Problem details>
Below are some records. Copy every line in them that holds "type".

Records for this task>
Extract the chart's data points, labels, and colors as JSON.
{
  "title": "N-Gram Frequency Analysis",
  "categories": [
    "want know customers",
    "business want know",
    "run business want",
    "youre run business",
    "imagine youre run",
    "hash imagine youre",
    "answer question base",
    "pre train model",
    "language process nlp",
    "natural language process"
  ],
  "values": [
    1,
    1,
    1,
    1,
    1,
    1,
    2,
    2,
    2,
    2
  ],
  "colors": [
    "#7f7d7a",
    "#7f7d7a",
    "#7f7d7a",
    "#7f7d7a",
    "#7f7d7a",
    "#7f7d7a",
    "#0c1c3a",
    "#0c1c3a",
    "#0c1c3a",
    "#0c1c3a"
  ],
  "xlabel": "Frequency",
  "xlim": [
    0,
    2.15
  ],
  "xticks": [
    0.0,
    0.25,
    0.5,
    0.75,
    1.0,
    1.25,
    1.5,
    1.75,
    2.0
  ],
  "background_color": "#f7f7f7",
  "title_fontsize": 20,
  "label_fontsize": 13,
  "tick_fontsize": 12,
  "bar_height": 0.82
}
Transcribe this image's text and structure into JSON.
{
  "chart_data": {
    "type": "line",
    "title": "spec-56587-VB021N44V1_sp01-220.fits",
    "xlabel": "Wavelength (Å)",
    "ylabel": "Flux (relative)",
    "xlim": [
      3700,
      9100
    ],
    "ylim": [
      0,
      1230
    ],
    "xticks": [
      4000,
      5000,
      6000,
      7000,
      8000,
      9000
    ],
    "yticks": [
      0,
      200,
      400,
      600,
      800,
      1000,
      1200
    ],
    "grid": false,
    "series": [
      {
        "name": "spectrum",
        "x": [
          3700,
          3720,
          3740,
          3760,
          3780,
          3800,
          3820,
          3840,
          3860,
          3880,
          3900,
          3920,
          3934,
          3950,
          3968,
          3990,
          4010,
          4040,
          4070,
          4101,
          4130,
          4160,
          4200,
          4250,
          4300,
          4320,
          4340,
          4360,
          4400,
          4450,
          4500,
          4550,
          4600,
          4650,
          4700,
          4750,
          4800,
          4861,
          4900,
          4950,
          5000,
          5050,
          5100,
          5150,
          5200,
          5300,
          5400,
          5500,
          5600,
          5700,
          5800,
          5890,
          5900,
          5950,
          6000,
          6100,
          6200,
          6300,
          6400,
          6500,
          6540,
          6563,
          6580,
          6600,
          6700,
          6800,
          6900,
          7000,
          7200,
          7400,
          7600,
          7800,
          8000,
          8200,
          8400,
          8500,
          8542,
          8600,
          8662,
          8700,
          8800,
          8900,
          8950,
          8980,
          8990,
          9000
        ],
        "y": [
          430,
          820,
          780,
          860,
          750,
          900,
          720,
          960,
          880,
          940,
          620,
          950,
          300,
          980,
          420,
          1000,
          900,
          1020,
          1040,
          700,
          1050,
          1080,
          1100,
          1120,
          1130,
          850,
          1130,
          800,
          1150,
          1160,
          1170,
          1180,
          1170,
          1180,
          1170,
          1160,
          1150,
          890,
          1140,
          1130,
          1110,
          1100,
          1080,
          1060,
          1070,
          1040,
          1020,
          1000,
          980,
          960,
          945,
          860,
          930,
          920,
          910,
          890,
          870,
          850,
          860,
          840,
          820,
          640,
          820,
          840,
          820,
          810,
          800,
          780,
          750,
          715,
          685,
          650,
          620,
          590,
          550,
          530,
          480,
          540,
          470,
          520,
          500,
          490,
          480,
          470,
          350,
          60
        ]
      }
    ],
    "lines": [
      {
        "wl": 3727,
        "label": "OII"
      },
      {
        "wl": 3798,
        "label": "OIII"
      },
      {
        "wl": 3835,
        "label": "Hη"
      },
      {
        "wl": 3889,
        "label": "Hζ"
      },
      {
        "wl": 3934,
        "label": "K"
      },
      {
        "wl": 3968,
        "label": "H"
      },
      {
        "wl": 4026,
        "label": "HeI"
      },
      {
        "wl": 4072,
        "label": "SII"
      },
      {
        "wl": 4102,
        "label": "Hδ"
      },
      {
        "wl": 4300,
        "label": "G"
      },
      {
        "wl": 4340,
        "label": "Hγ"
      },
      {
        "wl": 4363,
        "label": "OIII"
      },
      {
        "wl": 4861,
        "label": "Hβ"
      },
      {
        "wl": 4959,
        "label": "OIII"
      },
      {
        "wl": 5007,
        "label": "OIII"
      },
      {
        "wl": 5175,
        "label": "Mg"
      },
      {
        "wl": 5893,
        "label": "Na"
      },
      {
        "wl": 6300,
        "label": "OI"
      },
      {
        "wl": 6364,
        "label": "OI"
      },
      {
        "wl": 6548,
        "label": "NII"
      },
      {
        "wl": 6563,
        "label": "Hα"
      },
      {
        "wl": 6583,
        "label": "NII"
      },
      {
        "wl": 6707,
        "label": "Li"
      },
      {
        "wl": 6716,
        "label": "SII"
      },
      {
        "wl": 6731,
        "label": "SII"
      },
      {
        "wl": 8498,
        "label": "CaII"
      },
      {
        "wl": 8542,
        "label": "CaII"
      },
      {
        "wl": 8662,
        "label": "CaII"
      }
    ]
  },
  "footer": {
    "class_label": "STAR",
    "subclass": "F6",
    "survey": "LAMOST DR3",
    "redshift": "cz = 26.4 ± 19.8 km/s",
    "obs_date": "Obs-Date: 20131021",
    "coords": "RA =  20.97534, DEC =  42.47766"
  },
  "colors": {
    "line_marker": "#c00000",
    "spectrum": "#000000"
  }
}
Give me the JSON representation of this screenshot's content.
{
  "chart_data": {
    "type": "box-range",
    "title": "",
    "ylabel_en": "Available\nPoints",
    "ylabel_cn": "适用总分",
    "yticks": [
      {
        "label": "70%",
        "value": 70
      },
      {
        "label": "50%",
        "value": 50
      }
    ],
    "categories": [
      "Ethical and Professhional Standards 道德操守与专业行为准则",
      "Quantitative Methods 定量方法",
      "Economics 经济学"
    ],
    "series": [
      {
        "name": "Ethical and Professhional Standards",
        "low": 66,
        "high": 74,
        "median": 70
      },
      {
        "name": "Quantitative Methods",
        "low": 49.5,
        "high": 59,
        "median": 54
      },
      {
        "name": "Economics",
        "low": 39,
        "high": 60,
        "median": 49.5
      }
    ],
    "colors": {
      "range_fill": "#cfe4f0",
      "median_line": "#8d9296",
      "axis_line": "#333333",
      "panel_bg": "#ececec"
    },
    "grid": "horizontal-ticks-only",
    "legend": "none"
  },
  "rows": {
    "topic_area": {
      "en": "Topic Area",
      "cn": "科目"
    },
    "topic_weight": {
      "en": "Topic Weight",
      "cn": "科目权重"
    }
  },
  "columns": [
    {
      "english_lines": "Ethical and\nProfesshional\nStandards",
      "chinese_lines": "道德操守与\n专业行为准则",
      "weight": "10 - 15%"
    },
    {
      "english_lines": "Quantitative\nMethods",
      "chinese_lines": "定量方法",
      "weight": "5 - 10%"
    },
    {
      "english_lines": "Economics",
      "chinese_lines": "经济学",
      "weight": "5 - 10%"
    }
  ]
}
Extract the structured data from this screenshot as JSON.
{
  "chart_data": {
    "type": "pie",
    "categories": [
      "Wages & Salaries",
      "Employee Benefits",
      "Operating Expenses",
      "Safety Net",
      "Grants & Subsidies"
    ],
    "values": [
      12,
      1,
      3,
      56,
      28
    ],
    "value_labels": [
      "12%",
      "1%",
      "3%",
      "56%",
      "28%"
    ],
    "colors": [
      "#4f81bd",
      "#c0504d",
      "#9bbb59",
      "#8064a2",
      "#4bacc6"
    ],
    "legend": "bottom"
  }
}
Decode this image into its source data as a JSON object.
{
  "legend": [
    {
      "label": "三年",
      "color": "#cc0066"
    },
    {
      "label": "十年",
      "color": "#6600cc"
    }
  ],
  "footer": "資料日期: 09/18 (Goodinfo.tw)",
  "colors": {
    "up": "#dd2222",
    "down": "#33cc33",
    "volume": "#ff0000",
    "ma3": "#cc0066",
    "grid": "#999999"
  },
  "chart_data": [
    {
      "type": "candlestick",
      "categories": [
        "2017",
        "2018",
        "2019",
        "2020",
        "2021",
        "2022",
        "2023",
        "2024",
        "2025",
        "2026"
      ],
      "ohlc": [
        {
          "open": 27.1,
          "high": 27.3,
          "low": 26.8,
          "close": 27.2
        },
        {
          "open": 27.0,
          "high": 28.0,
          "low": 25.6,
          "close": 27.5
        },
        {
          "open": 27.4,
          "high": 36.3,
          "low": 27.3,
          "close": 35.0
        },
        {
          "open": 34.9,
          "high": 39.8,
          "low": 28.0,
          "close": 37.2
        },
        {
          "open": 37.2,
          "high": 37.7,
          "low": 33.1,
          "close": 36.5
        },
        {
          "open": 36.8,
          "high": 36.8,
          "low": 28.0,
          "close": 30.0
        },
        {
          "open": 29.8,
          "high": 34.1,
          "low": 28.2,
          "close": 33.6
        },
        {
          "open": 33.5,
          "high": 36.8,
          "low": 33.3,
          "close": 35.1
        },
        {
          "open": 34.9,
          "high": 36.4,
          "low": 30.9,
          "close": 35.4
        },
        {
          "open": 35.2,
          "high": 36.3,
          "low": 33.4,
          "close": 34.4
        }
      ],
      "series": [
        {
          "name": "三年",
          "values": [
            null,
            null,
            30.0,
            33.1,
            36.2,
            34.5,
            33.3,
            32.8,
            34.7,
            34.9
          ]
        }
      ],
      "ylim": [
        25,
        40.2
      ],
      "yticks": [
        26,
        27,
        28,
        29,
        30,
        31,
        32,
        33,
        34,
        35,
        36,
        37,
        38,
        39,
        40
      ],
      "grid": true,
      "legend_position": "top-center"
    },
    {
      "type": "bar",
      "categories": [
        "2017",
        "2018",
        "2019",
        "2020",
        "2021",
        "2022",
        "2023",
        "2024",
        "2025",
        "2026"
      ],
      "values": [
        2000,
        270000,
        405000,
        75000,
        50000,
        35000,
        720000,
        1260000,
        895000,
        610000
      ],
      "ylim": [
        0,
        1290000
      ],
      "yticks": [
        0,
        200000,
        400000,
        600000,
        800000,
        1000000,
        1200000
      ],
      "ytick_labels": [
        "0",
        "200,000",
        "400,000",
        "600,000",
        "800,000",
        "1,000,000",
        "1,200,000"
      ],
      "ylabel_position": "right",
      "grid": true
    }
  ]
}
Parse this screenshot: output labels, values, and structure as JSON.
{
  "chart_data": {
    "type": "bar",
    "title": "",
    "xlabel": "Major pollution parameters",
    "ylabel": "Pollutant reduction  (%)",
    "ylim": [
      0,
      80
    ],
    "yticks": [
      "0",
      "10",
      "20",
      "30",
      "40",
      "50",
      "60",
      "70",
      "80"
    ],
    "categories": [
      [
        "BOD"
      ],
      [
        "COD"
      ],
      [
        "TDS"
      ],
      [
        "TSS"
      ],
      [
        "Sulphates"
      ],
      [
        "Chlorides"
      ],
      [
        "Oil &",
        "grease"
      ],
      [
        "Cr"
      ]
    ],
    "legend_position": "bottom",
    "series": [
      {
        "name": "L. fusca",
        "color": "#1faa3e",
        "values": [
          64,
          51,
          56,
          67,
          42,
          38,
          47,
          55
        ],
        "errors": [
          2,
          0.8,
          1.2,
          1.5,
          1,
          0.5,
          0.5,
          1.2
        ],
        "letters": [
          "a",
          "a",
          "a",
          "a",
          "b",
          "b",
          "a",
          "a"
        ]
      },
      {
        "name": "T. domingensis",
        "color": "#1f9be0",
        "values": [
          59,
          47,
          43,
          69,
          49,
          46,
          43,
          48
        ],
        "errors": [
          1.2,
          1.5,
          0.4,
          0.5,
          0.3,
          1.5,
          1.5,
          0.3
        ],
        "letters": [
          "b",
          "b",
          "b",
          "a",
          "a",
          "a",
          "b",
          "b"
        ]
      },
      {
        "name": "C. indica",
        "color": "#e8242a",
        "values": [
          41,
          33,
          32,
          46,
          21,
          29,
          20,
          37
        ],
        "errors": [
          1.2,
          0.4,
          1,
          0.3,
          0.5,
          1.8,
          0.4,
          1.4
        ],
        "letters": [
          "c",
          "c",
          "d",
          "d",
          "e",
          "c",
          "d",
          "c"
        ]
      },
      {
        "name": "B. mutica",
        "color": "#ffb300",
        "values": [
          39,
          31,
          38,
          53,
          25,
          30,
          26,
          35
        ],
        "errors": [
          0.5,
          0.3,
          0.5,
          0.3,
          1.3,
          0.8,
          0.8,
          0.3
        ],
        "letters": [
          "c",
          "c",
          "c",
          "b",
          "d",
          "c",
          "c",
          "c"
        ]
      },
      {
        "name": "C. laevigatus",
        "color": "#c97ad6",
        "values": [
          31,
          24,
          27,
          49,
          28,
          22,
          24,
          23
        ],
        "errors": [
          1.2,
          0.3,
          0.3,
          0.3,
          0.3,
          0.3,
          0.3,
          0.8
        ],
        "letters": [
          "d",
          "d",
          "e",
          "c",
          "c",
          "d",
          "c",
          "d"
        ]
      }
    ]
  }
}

Worked solution>
    "type": "line",
    "type": "box-range",
    "type": "pie",
      "type": "candlestick",
      "type": "bar",
    "type": "bar",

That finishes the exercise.